▶ _Aim of the task_
Return a copy of each line that holds the string "Jacke".

— start Information provided —

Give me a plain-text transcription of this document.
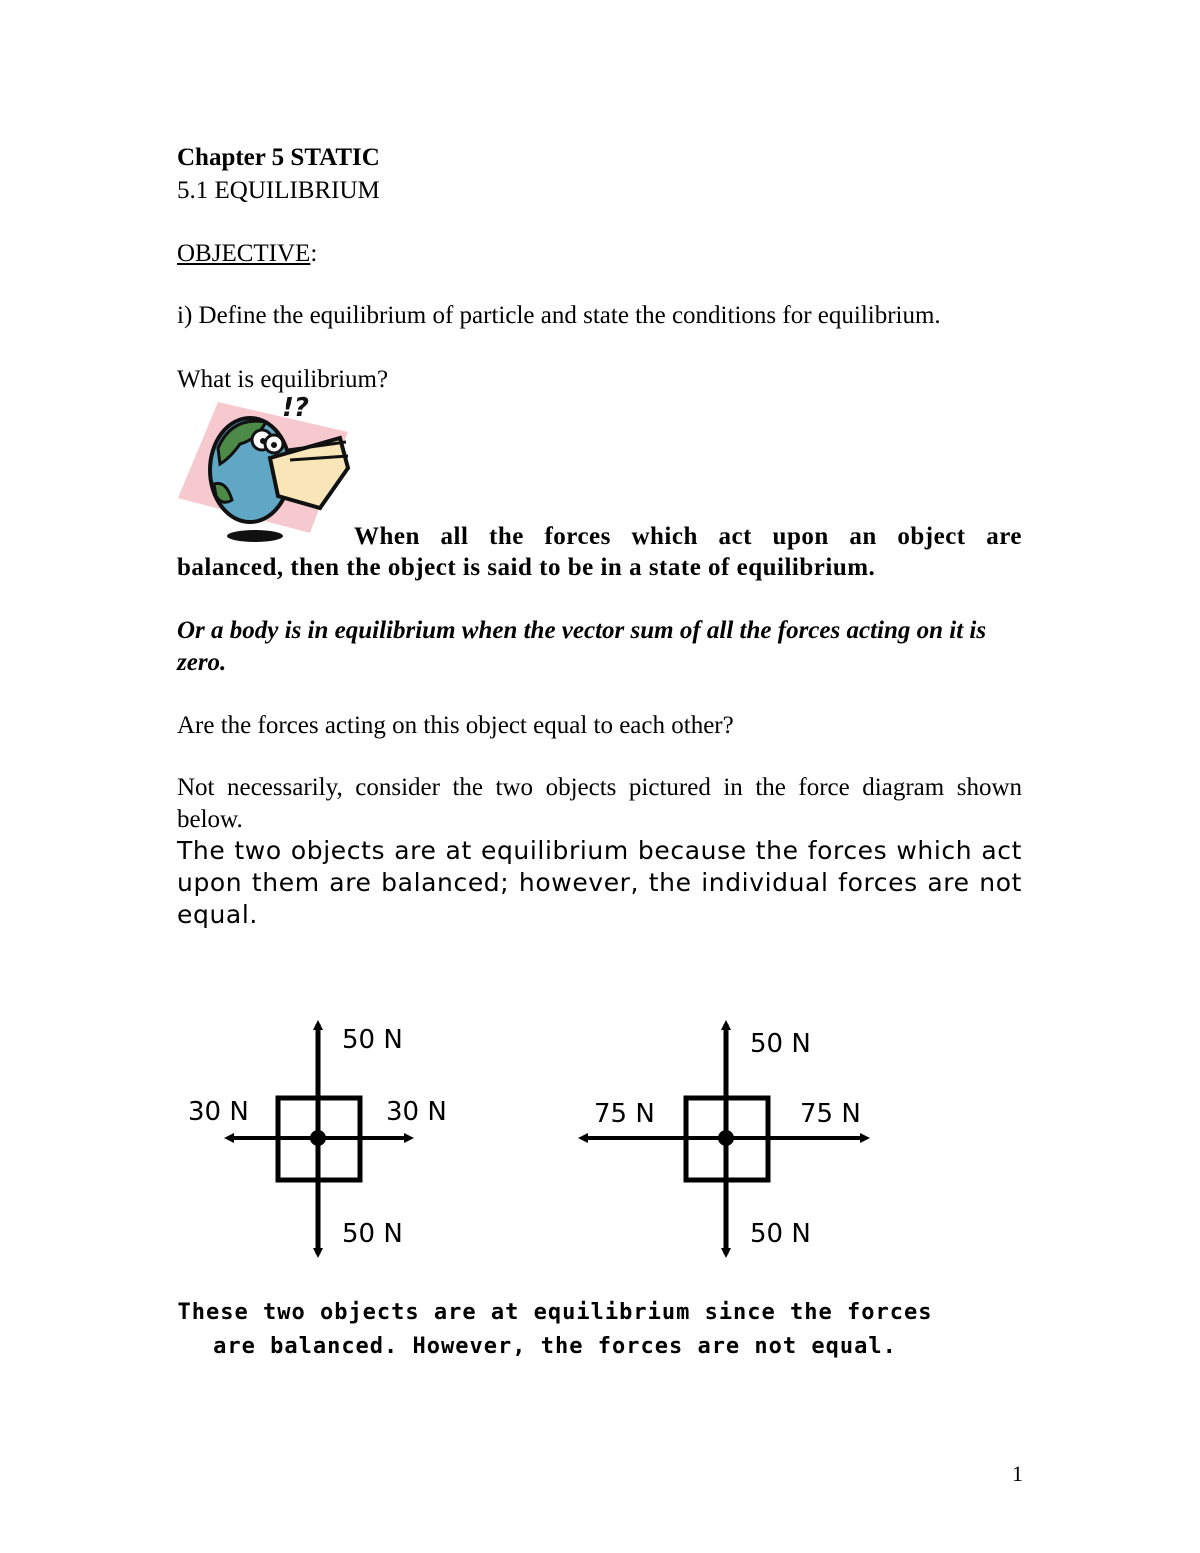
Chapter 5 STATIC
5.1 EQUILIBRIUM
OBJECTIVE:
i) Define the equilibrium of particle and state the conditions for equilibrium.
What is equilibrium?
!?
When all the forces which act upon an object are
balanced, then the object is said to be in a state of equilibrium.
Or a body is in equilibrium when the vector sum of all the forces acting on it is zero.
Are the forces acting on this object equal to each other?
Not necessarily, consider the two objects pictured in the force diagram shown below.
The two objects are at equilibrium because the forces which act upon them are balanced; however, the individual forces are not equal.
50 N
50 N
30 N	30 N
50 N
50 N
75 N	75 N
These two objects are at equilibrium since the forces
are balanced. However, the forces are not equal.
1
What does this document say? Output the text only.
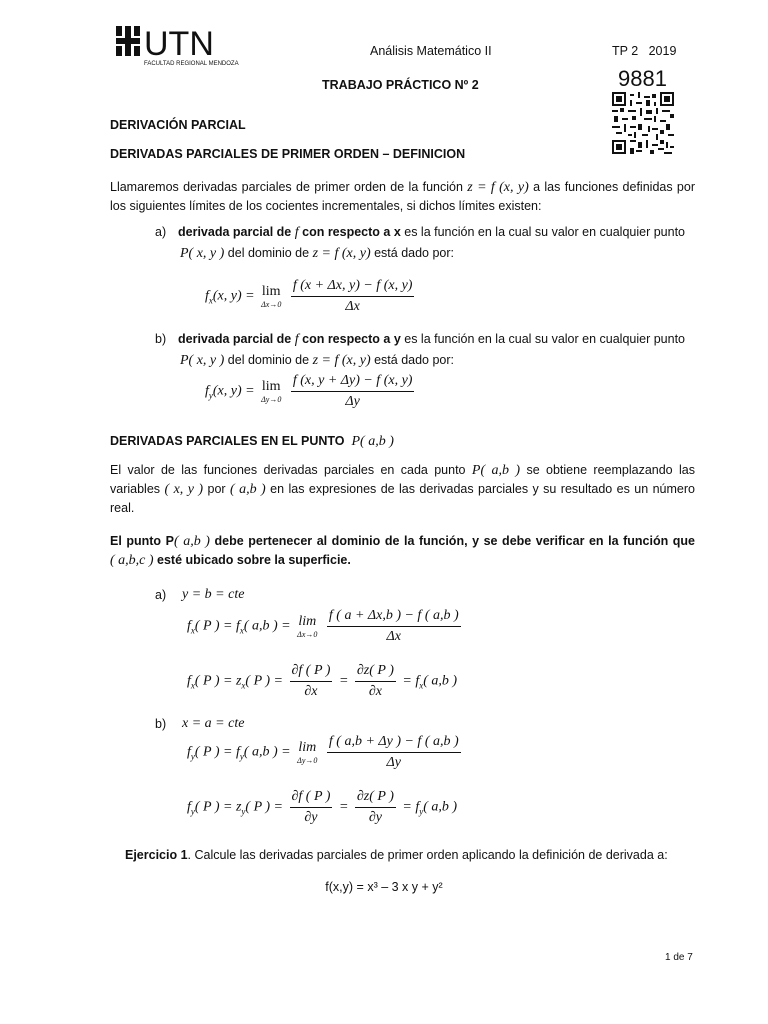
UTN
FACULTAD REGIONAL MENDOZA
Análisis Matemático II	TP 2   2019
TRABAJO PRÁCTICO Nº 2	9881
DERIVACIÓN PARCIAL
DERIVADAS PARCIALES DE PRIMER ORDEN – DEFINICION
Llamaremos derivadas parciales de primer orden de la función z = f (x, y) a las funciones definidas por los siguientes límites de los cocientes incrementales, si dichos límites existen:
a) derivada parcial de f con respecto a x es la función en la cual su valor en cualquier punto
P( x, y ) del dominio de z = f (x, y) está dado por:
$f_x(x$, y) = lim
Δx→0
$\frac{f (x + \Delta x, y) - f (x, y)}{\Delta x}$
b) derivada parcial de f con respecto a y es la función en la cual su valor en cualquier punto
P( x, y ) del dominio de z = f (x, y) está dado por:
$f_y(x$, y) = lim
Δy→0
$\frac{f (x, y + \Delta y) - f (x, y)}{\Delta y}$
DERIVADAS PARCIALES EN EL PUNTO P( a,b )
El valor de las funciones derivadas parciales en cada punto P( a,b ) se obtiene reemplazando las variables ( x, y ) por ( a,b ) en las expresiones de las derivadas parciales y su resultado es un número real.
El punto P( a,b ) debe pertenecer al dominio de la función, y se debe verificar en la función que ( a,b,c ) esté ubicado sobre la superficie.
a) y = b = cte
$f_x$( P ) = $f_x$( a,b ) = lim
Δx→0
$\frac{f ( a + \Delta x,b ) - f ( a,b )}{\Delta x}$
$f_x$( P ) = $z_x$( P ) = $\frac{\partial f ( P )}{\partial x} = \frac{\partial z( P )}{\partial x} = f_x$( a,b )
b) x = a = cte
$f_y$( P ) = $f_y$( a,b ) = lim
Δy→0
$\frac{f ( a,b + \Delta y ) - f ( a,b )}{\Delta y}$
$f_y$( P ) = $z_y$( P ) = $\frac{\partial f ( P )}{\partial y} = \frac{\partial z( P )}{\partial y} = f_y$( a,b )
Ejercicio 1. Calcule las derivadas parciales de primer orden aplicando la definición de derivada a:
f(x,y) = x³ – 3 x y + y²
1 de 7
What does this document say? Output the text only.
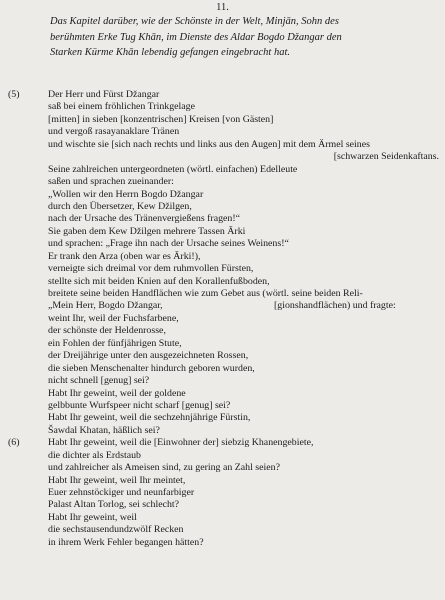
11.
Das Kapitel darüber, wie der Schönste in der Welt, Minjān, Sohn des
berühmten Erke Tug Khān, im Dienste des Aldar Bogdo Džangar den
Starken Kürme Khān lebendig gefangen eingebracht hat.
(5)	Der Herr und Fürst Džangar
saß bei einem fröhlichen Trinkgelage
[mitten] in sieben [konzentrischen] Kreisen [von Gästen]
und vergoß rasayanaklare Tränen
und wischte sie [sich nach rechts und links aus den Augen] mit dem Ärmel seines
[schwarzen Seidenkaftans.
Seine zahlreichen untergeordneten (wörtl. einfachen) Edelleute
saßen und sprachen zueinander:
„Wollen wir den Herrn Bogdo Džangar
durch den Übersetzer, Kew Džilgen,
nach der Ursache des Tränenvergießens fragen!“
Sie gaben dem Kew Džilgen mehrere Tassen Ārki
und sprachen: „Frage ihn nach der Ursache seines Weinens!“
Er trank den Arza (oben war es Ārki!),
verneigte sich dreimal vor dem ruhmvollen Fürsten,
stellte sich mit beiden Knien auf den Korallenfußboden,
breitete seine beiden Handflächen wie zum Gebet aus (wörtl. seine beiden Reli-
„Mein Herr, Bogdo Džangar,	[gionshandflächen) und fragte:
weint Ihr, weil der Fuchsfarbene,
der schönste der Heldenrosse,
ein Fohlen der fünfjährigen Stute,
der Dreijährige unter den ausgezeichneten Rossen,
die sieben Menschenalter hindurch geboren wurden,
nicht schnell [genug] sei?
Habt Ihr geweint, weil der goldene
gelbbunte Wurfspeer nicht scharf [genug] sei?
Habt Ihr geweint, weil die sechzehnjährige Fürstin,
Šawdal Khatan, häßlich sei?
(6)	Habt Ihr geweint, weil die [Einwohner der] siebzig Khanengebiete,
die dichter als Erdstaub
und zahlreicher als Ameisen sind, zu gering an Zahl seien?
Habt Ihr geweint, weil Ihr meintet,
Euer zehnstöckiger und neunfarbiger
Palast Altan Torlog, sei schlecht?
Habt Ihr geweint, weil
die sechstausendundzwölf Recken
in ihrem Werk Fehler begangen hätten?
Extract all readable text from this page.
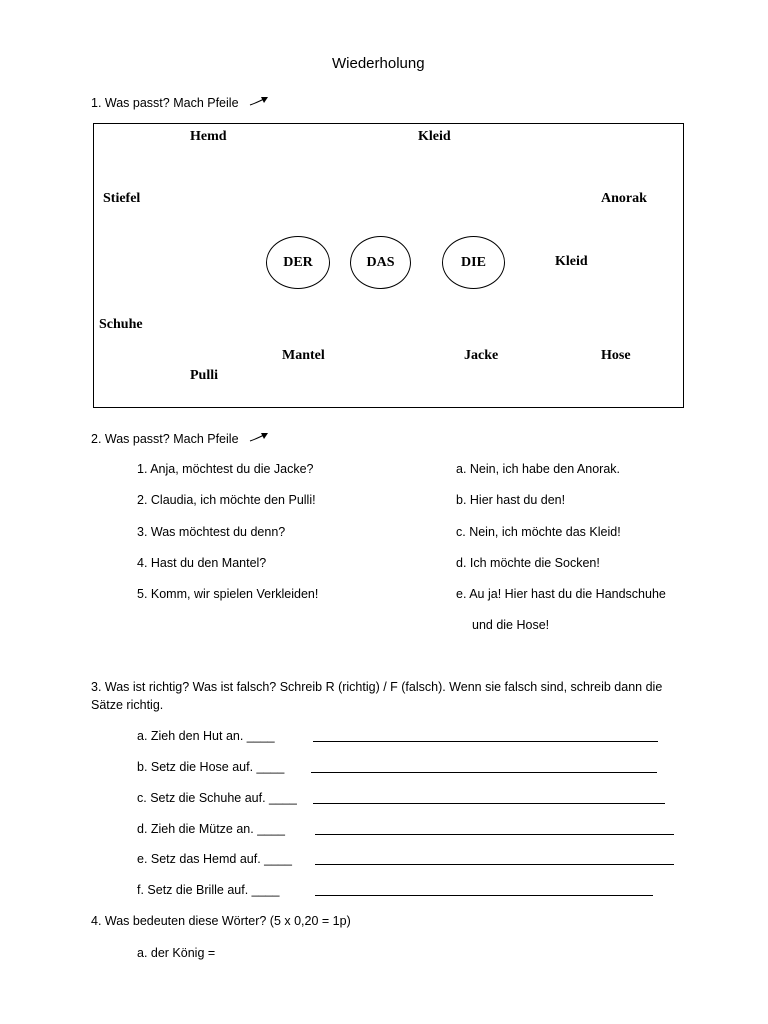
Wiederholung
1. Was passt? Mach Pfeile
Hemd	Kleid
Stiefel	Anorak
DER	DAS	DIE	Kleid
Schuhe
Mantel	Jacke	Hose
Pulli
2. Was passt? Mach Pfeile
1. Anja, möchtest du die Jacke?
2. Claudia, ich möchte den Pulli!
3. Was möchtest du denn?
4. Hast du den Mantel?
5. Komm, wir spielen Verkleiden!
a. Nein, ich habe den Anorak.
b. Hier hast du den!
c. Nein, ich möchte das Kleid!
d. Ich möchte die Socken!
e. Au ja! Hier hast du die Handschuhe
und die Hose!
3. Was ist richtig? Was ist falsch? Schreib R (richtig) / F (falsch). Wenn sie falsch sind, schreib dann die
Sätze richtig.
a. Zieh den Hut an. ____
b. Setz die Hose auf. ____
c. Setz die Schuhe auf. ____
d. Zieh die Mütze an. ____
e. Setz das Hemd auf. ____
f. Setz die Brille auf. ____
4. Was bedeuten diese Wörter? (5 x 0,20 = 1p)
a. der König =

— end Information provided —

▶ _Task solution_
Mantel	Jacke	Hose
1. Anja, möchtest du die Jacke?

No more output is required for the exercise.